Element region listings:

⟨

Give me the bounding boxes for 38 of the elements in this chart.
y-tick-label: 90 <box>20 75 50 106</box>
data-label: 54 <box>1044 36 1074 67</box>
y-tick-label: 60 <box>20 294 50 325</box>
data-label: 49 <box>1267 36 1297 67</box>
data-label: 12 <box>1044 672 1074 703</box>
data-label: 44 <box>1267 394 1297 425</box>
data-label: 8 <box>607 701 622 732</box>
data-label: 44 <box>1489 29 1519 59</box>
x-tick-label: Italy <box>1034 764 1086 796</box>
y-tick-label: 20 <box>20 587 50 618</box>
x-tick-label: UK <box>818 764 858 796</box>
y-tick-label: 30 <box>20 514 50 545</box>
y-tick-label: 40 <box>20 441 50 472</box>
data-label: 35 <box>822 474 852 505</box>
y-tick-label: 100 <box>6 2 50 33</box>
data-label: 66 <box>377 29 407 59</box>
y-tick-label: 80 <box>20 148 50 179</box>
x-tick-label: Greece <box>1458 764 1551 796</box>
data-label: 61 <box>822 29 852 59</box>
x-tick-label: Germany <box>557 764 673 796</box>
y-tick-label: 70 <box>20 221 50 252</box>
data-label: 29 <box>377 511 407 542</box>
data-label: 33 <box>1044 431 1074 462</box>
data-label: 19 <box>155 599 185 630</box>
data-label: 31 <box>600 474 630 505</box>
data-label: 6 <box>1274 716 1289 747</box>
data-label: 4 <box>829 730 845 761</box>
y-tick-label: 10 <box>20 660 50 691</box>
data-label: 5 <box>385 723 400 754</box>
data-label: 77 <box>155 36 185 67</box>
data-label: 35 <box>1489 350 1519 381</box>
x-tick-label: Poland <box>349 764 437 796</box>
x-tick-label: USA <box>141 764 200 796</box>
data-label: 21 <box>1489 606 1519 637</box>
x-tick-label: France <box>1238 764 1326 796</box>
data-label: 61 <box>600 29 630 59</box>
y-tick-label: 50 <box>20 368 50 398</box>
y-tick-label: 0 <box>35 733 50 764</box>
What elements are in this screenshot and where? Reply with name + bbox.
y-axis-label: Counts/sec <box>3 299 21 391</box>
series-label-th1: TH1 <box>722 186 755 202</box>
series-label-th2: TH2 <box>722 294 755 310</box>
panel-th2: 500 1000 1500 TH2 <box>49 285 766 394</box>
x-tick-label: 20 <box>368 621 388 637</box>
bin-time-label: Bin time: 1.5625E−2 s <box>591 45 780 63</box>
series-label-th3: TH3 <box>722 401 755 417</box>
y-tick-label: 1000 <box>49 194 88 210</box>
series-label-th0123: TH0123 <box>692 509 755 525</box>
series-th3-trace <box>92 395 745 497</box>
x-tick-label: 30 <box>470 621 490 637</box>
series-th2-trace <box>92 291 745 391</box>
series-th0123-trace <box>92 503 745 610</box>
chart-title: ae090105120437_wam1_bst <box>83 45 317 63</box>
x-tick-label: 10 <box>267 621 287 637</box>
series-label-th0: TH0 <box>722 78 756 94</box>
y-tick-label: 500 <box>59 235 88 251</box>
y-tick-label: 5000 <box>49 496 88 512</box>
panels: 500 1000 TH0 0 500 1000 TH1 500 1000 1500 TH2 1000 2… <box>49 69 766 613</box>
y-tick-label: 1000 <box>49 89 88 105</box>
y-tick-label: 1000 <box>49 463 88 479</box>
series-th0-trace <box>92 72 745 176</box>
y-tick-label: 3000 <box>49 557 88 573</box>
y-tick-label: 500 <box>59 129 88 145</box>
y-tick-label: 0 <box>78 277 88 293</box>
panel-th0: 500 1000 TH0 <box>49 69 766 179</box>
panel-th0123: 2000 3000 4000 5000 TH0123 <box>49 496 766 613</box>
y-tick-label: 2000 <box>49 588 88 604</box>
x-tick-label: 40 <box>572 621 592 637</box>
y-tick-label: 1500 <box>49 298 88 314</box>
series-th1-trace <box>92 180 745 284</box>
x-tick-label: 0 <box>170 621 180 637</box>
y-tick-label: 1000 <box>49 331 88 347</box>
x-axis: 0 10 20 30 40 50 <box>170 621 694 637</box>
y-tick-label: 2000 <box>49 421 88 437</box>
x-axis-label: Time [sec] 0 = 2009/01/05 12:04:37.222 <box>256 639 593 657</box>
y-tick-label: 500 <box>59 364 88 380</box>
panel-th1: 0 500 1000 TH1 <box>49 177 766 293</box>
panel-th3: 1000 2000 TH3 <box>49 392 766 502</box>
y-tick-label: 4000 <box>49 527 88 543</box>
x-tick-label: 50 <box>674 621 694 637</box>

⟩
⟨

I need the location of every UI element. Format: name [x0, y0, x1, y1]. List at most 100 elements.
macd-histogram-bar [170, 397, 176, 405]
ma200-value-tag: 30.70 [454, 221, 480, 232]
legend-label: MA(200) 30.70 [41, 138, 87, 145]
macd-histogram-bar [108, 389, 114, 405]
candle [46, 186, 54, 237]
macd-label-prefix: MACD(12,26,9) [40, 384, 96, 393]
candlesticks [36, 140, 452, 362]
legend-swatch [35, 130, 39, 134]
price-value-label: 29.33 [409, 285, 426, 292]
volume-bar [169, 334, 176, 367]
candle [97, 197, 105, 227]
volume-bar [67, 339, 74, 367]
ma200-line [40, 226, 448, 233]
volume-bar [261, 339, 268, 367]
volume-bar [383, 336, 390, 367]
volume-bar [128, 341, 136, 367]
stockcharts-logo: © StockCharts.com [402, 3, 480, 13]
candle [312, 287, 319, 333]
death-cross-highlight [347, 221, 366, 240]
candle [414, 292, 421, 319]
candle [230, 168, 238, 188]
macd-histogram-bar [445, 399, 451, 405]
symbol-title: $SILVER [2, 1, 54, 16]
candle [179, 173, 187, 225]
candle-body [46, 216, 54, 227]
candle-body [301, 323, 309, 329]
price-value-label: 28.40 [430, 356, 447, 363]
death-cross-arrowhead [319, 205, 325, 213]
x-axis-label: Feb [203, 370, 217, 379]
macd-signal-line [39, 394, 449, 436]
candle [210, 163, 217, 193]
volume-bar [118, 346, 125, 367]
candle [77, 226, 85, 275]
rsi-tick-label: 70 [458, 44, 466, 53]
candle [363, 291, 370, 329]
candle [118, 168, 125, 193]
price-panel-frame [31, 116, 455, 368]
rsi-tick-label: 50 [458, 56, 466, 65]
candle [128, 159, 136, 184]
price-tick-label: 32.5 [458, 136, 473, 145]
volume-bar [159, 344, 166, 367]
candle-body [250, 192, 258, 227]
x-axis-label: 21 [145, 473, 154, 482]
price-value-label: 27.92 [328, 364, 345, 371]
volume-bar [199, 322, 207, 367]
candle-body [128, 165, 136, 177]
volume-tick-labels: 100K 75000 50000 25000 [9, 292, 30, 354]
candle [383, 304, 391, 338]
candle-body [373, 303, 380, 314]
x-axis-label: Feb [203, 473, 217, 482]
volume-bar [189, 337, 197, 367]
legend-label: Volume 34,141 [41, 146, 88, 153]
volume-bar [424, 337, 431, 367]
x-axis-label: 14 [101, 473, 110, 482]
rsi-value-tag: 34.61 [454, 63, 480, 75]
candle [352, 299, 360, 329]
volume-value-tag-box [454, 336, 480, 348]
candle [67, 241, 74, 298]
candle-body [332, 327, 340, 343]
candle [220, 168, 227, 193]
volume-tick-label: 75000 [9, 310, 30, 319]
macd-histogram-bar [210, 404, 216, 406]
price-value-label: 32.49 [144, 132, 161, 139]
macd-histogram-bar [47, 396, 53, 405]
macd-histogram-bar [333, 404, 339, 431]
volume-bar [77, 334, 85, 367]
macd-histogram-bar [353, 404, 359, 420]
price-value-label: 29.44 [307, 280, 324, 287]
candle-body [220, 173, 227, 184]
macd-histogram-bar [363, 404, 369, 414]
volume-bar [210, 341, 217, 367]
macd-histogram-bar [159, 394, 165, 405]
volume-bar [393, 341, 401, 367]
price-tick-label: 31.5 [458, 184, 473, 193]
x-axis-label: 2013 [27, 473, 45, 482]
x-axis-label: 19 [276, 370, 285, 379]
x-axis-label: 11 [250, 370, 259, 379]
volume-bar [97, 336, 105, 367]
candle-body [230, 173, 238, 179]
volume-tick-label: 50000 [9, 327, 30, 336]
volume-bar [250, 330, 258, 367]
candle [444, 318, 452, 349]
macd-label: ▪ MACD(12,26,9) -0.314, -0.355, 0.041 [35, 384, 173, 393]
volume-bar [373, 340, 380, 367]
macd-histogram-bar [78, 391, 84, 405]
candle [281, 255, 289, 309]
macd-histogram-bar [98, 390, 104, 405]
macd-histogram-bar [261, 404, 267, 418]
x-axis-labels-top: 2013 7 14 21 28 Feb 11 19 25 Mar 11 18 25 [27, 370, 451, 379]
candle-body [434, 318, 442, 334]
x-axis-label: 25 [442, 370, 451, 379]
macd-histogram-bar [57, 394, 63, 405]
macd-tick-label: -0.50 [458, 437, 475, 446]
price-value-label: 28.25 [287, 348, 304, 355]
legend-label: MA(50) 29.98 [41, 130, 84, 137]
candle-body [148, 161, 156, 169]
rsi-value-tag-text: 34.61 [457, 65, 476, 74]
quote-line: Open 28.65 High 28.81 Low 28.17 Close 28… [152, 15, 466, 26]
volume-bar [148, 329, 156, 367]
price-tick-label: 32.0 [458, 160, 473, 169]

⟩

# REQUIREMENT
Extract, without alteration, every line of the data from the line containing "Give me the" down to the line containing "data-label: 29 <box>377 511 407 542</box>", both of those lines included.

# EXERCISE RESULT
Give me the bounding boxes for 38 of the elements in this chart.
y-tick-label: 90 <box>20 75 50 106</box>
data-label: 54 <box>1044 36 1074 67</box>
y-tick-label: 60 <box>20 294 50 325</box>
data-label: 49 <box>1267 36 1297 67</box>
data-label: 12 <box>1044 672 1074 703</box>
data-label: 44 <box>1267 394 1297 425</box>
data-label: 8 <box>607 701 622 732</box>
data-label: 44 <box>1489 29 1519 59</box>
x-tick-label: Italy <box>1034 764 1086 796</box>
y-tick-label: 20 <box>20 587 50 618</box>
x-tick-label: UK <box>818 764 858 796</box>
y-tick-label: 30 <box>20 514 50 545</box>
y-tick-label: 40 <box>20 441 50 472</box>
data-label: 35 <box>822 474 852 505</box>
y-tick-label: 100 <box>6 2 50 33</box>
data-label: 66 <box>377 29 407 59</box>
y-tick-label: 80 <box>20 148 50 179</box>
x-tick-label: Greece <box>1458 764 1551 796</box>
data-label: 61 <box>822 29 852 59</box>
x-tick-label: Germany <box>557 764 673 796</box>
y-tick-label: 70 <box>20 221 50 252</box>
data-label: 29 <box>377 511 407 542</box>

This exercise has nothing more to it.